## begin DATA EXCERPTS
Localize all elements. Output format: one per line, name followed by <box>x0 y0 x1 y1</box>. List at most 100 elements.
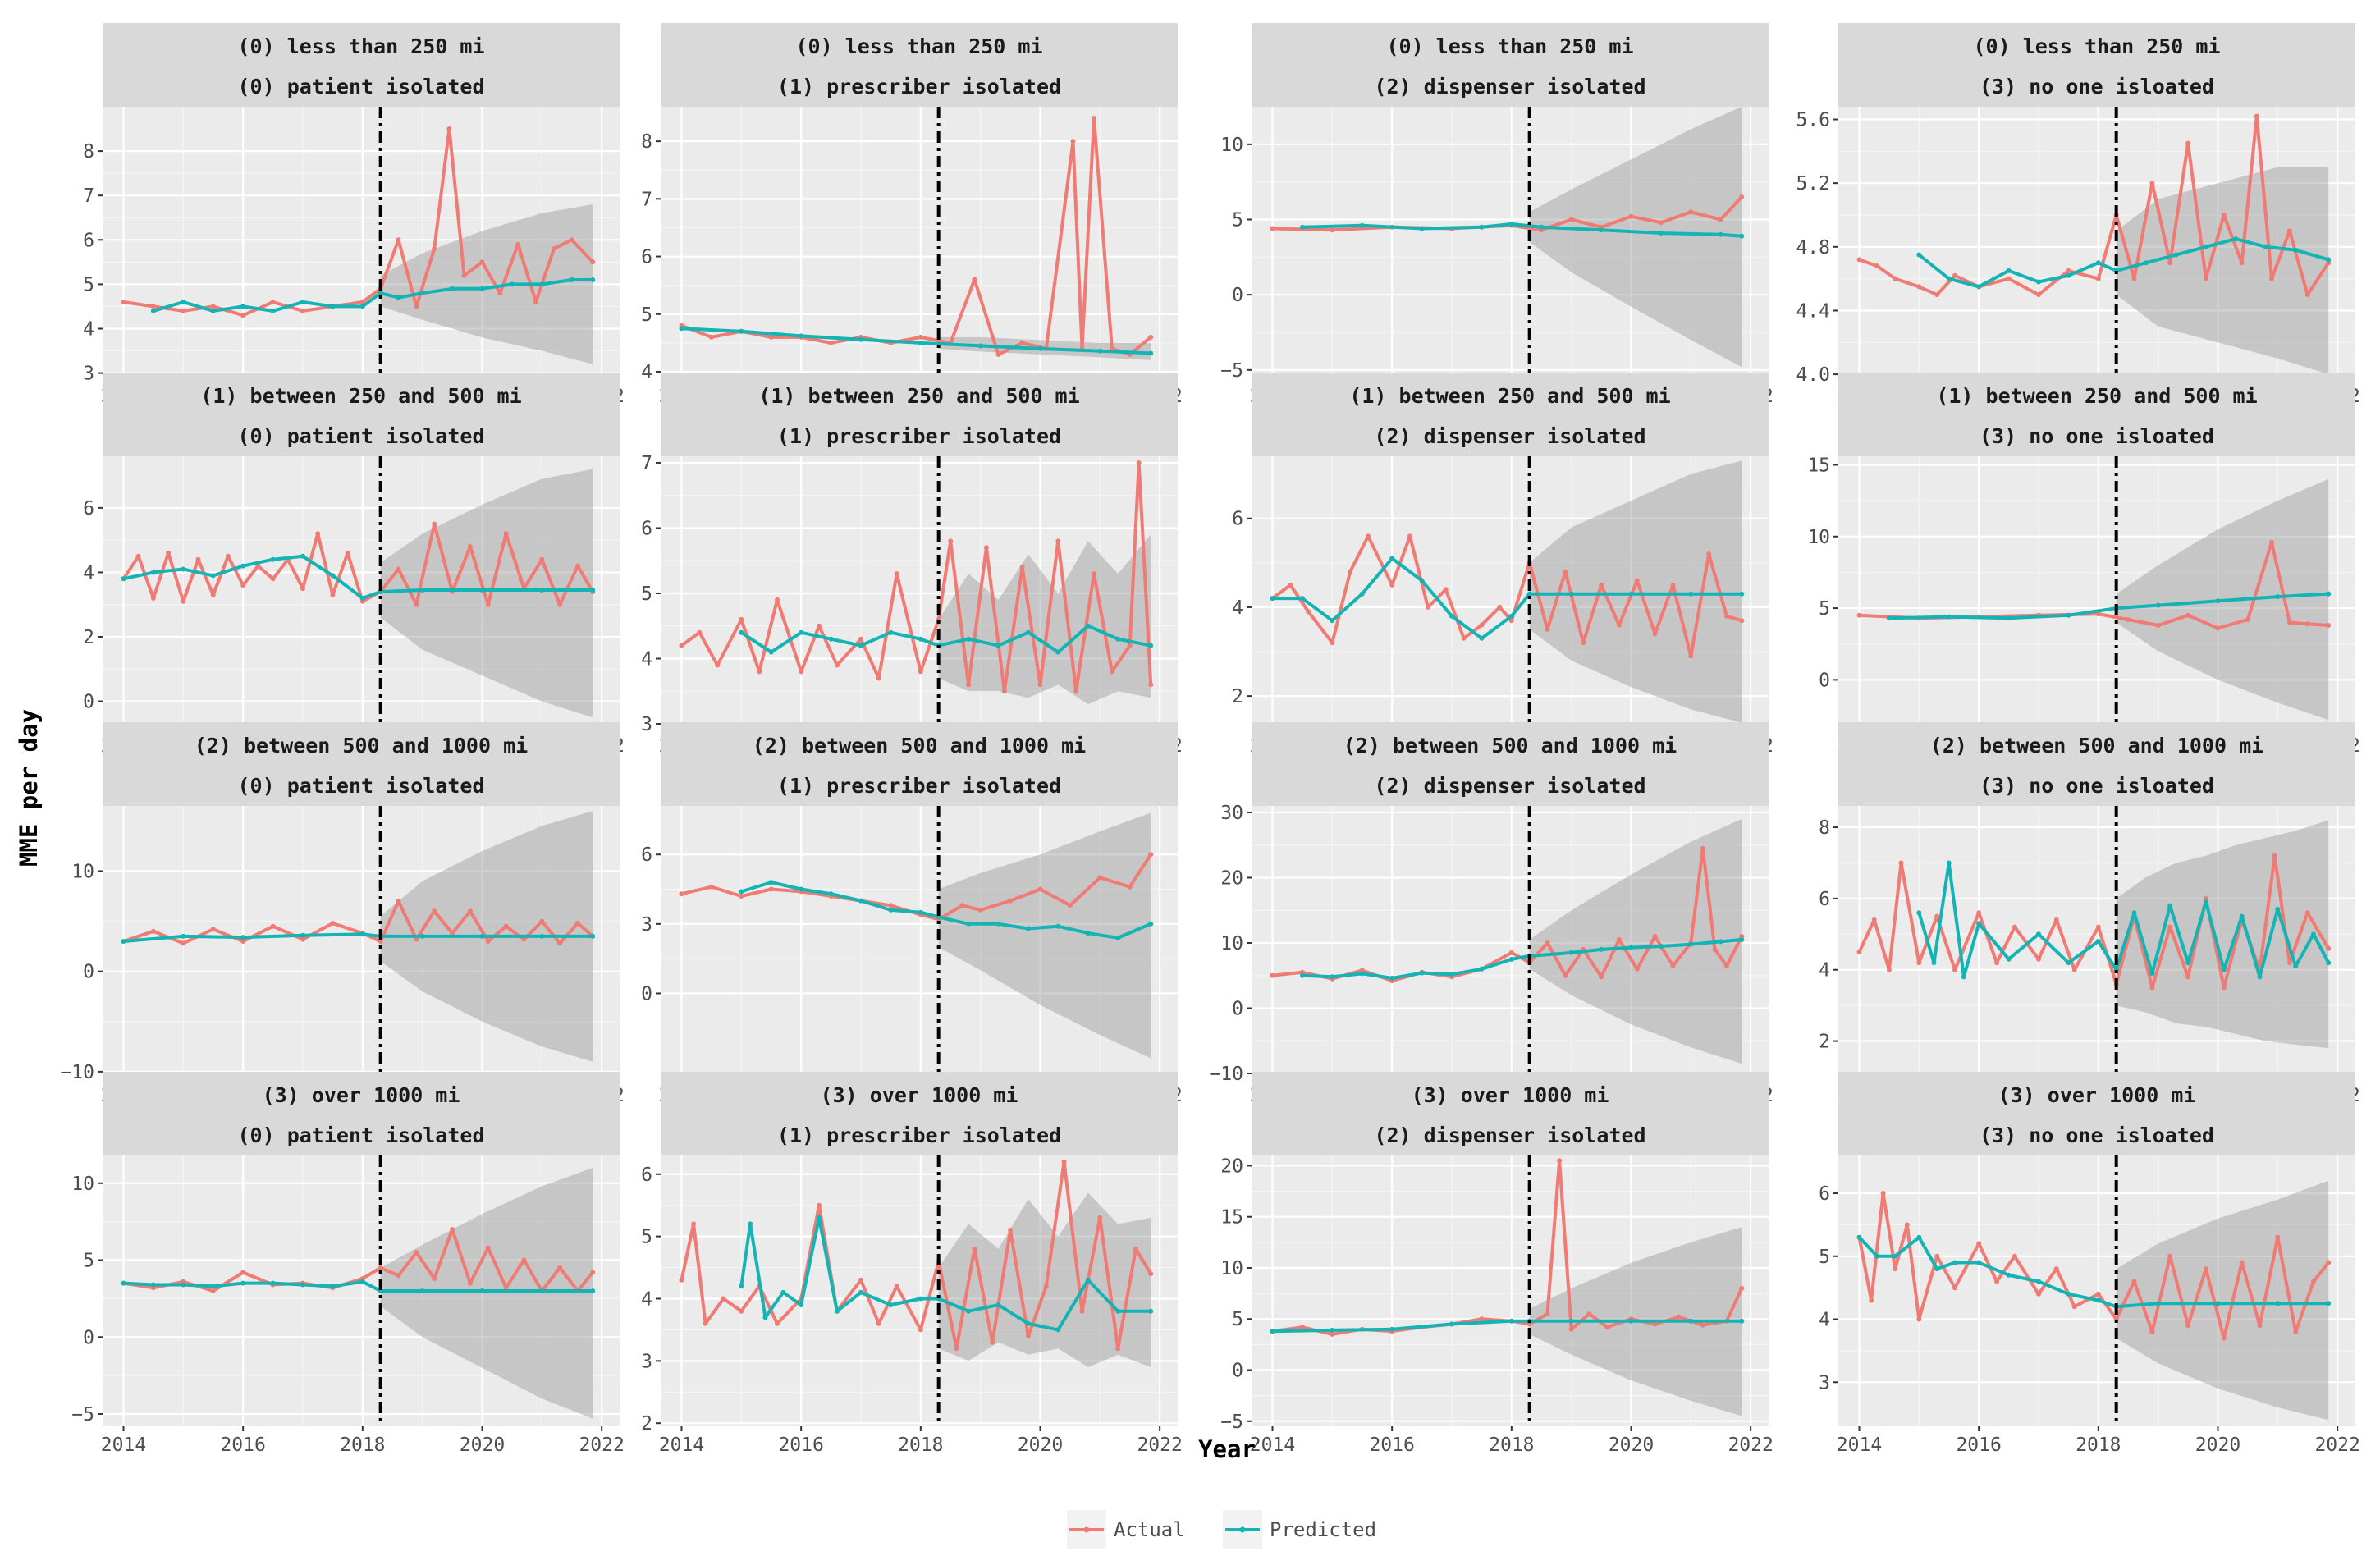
data-point-predicted <box>479 588 485 593</box>
data-point-predicted <box>2173 252 2179 258</box>
data-point-predicted <box>1688 941 1694 947</box>
series-line-actual <box>121 522 594 606</box>
data-point-actual <box>1628 213 1634 219</box>
data-point-predicted <box>1508 956 1514 962</box>
facet-strip-isolation: (0) patient isolated <box>237 774 484 798</box>
data-point-actual <box>2286 620 2292 625</box>
data-point-predicted <box>1115 935 1121 940</box>
y-tick-label: 7 <box>83 185 94 207</box>
data-point-actual <box>450 931 455 936</box>
data-point-actual <box>954 1346 959 1352</box>
data-point-predicted <box>2311 931 2316 937</box>
data-point-predicted <box>2006 1272 2012 1278</box>
y-tick-label: 4.0 <box>1796 364 1830 386</box>
data-point-predicted <box>1946 276 1952 281</box>
facet-panel: (1) between 250 and 500 mi (0) patient is… <box>83 373 625 757</box>
data-point-actual <box>2185 1323 2191 1329</box>
data-point-predicted <box>1658 231 1664 236</box>
data-point-actual <box>888 903 894 908</box>
data-point-actual <box>396 237 401 243</box>
data-point-actual <box>461 272 467 278</box>
y-tick-label: 7 <box>641 453 652 474</box>
data-point-actual <box>467 544 473 549</box>
y-tick-label: 2 <box>83 627 94 648</box>
data-point-actual <box>1070 139 1076 144</box>
data-point-actual <box>775 597 780 602</box>
y-tick-label: 15 <box>1220 1207 1243 1229</box>
data-point-actual <box>240 939 246 944</box>
data-point-actual <box>396 1273 401 1279</box>
facet-strip-distance: (3) over 1000 mi <box>263 1083 460 1107</box>
data-point-actual <box>270 923 276 929</box>
data-point-predicted <box>1946 860 1952 866</box>
facet-strip-isolation: (1) prescriber isolated <box>777 424 1061 448</box>
facet-strip-distance: (2) between 500 and 1000 mi <box>195 734 528 757</box>
data-point-predicted <box>2326 257 2332 263</box>
data-point-actual <box>1994 1279 1999 1284</box>
data-point-predicted <box>2095 939 2101 944</box>
data-point-predicted <box>768 649 774 655</box>
data-point-actual <box>315 531 321 537</box>
series-line-actual <box>1858 114 2330 297</box>
facet-panel: (2) between 500 and 1000 mi (0) patient i… <box>60 722 625 1106</box>
prediction-interval-band <box>2116 167 2329 375</box>
y-tick-label: 4.8 <box>1796 237 1830 259</box>
series-line-predicted <box>123 554 593 600</box>
data-point-actual <box>1871 917 1877 922</box>
data-point-predicted <box>1449 972 1454 977</box>
facet-strip-isolation: (1) prescriber isolated <box>777 1123 1061 1147</box>
data-point-actual <box>2304 621 2310 627</box>
data-point-actual <box>181 598 186 604</box>
data-point-actual <box>1097 875 1103 881</box>
x-tick-label: 2014 <box>659 1435 704 1456</box>
data-point-predicted <box>300 553 305 559</box>
y-tick-label: 5 <box>83 1251 94 1272</box>
data-point-actual <box>2036 292 2041 298</box>
data-point-actual <box>1037 682 1043 688</box>
data-point-actual <box>1092 571 1096 577</box>
data-point-actual <box>1616 937 1622 942</box>
series-line-actual <box>1857 1192 2330 1340</box>
y-tick-label: 20 <box>1220 867 1243 889</box>
data-point-actual <box>270 576 276 582</box>
data-point-predicted <box>1148 350 1154 356</box>
data-point-actual <box>1568 217 1574 222</box>
data-point-actual <box>1008 1228 1014 1233</box>
facet-strip-distance: (1) between 250 and 500 mi <box>200 384 521 408</box>
data-point-predicted <box>1508 613 1514 619</box>
data-point-actual <box>2326 1260 2332 1265</box>
facet-strip-distance: (3) over 1000 mi <box>821 1083 1018 1107</box>
data-point-actual <box>240 1270 246 1275</box>
data-point-actual <box>2071 1304 2077 1310</box>
data-point-predicted <box>1526 591 1532 597</box>
data-point-actual <box>2221 985 2227 991</box>
data-point-predicted <box>679 326 684 332</box>
y-tick-label: 3 <box>641 714 652 735</box>
series-line-predicted <box>1272 1319 1742 1334</box>
data-point-actual <box>210 304 216 309</box>
data-point-actual <box>1700 845 1705 851</box>
facet-strip <box>1838 373 2355 456</box>
y-tick-label: 5 <box>1232 1309 1243 1330</box>
prediction-interval-band <box>380 204 593 364</box>
plot-background <box>661 1155 1178 1426</box>
data-point-predicted <box>300 300 305 304</box>
data-point-actual <box>1934 292 1940 298</box>
data-point-predicted <box>995 643 1001 648</box>
data-point-actual <box>715 662 721 668</box>
data-point-actual <box>1712 946 1718 952</box>
data-point-actual <box>739 894 744 899</box>
data-point-actual <box>2131 276 2137 281</box>
facet-panel: (3) over 1000 mi (2) dispenser isolated −5… <box>1220 1072 1774 1456</box>
data-point-actual <box>977 907 983 913</box>
data-point-actual <box>1718 217 1723 222</box>
data-point-actual <box>378 1265 383 1270</box>
x-tick-label: 2022 <box>1728 1435 1773 1456</box>
data-point-actual <box>1133 1246 1138 1252</box>
y-tick-label: 0 <box>83 692 94 713</box>
data-point-predicted <box>1479 224 1485 230</box>
data-point-actual <box>121 300 126 304</box>
data-point-actual <box>1688 653 1694 659</box>
data-point-predicted <box>330 573 336 579</box>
## end DATA EXCERPTS
SET TASK:
Reproduce every line of the data above verbatim, omitting the pictures from your output.

TASK RESULT:
Localize all elements. Output format: one per line, name followed by <box>x0 y0 x1 y1</box>. List at most 100 elements.
data-point-predicted <box>479 588 485 593</box>
data-point-predicted <box>2173 252 2179 258</box>
data-point-predicted <box>1688 941 1694 947</box>
series-line-actual <box>121 522 594 606</box>
data-point-actual <box>1628 213 1634 219</box>
data-point-predicted <box>1508 956 1514 962</box>
facet-strip-isolation: (0) patient isolated <box>237 774 484 798</box>
data-point-actual <box>2286 620 2292 625</box>
data-point-predicted <box>1115 935 1121 940</box>
y-tick-label: 7 <box>83 185 94 207</box>
data-point-actual <box>450 931 455 936</box>
data-point-actual <box>954 1346 959 1352</box>
data-point-predicted <box>2311 931 2316 937</box>
data-point-predicted <box>2006 1272 2012 1278</box>
y-tick-label: 4.0 <box>1796 364 1830 386</box>
data-point-predicted <box>1946 276 1952 281</box>
facet-panel: (1) between 250 and 500 mi (0) patient is… <box>83 373 625 757</box>
data-point-actual <box>2185 1323 2191 1329</box>
data-point-predicted <box>1658 231 1664 236</box>
data-point-actual <box>888 903 894 908</box>
data-point-actual <box>396 237 401 243</box>
data-point-actual <box>461 272 467 278</box>
y-tick-label: 7 <box>641 453 652 474</box>
data-point-actual <box>467 544 473 549</box>
y-tick-label: 2 <box>83 627 94 648</box>
data-point-actual <box>1070 139 1076 144</box>
data-point-actual <box>775 597 780 602</box>
y-tick-label: 15 <box>1220 1207 1243 1229</box>
data-point-actual <box>240 939 246 944</box>
data-point-actual <box>396 1273 401 1279</box>
facet-strip-distance: (3) over 1000 mi <box>263 1083 460 1107</box>
data-point-actual <box>270 923 276 929</box>
data-point-predicted <box>1946 860 1952 866</box>
facet-strip-isolation: (1) prescriber isolated <box>777 424 1061 448</box>
facet-strip-distance: (2) between 500 and 1000 mi <box>195 734 528 757</box>
data-point-predicted <box>2326 257 2332 263</box>
data-point-actual <box>1994 1279 1999 1284</box>
data-point-predicted <box>2095 939 2101 944</box>
data-point-predicted <box>768 649 774 655</box>
data-point-actual <box>315 531 321 537</box>
series-line-actual <box>1858 114 2330 297</box>
facet-panel: (2) between 500 and 1000 mi (0) patient i… <box>60 722 625 1106</box>
prediction-interval-band <box>2116 167 2329 375</box>
y-tick-label: 4.8 <box>1796 237 1830 259</box>
series-line-predicted <box>123 554 593 600</box>
data-point-actual <box>1871 917 1877 922</box>
data-point-predicted <box>1449 972 1454 977</box>
facet-strip-isolation: (1) prescriber isolated <box>777 1123 1061 1147</box>
data-point-actual <box>2304 621 2310 627</box>
data-point-actual <box>181 598 186 604</box>
data-point-actual <box>1097 875 1103 881</box>
x-tick-label: 2014 <box>659 1435 704 1456</box>
data-point-predicted <box>300 553 305 559</box>
y-tick-label: 5 <box>83 1251 94 1272</box>
data-point-actual <box>2036 292 2041 298</box>
data-point-actual <box>1037 682 1043 688</box>
data-point-actual <box>1092 571 1096 577</box>
data-point-actual <box>1616 937 1622 942</box>
series-line-actual <box>1857 1192 2330 1340</box>
y-tick-label: 20 <box>1220 867 1243 889</box>
data-point-actual <box>270 576 276 582</box>
data-point-predicted <box>1148 350 1154 356</box>
data-point-actual <box>1568 217 1574 222</box>
data-point-actual <box>1008 1228 1014 1233</box>
facet-strip-distance: (1) between 250 and 500 mi <box>200 384 521 408</box>
data-point-predicted <box>1508 613 1514 619</box>
data-point-actual <box>2326 1260 2332 1265</box>
facet-strip-distance: (3) over 1000 mi <box>821 1083 1018 1107</box>
data-point-actual <box>240 1270 246 1275</box>
data-point-actual <box>2071 1304 2077 1310</box>
data-point-predicted <box>1526 591 1532 597</box>
data-point-actual <box>2221 985 2227 991</box>
data-point-predicted <box>679 326 684 332</box>
y-tick-label: 3 <box>641 714 652 735</box>
series-line-predicted <box>1272 1319 1742 1334</box>
data-point-actual <box>210 304 216 309</box>
data-point-actual <box>1700 845 1705 851</box>
facet-strip <box>1838 373 2355 456</box>
y-tick-label: 5 <box>1232 1309 1243 1330</box>
prediction-interval-band <box>380 204 593 364</box>
plot-background <box>661 1155 1178 1426</box>
data-point-predicted <box>300 300 305 304</box>
data-point-actual <box>1934 292 1940 298</box>
data-point-predicted <box>995 643 1001 648</box>
data-point-actual <box>715 662 721 668</box>
data-point-actual <box>1712 946 1718 952</box>
data-point-actual <box>739 894 744 899</box>
data-point-actual <box>2131 276 2137 281</box>
facet-panel: (3) over 1000 mi (2) dispenser isolated −5… <box>1220 1072 1774 1456</box>
data-point-actual <box>977 907 983 913</box>
data-point-actual <box>1718 217 1723 222</box>
data-point-actual <box>378 1265 383 1270</box>
x-tick-label: 2022 <box>1728 1435 1773 1456</box>
data-point-actual <box>1133 1246 1138 1252</box>
y-tick-label: 0 <box>83 692 94 713</box>
data-point-predicted <box>1479 224 1485 230</box>
data-point-actual <box>121 300 126 304</box>
data-point-actual <box>1688 653 1694 659</box>
data-point-predicted <box>330 573 336 579</box>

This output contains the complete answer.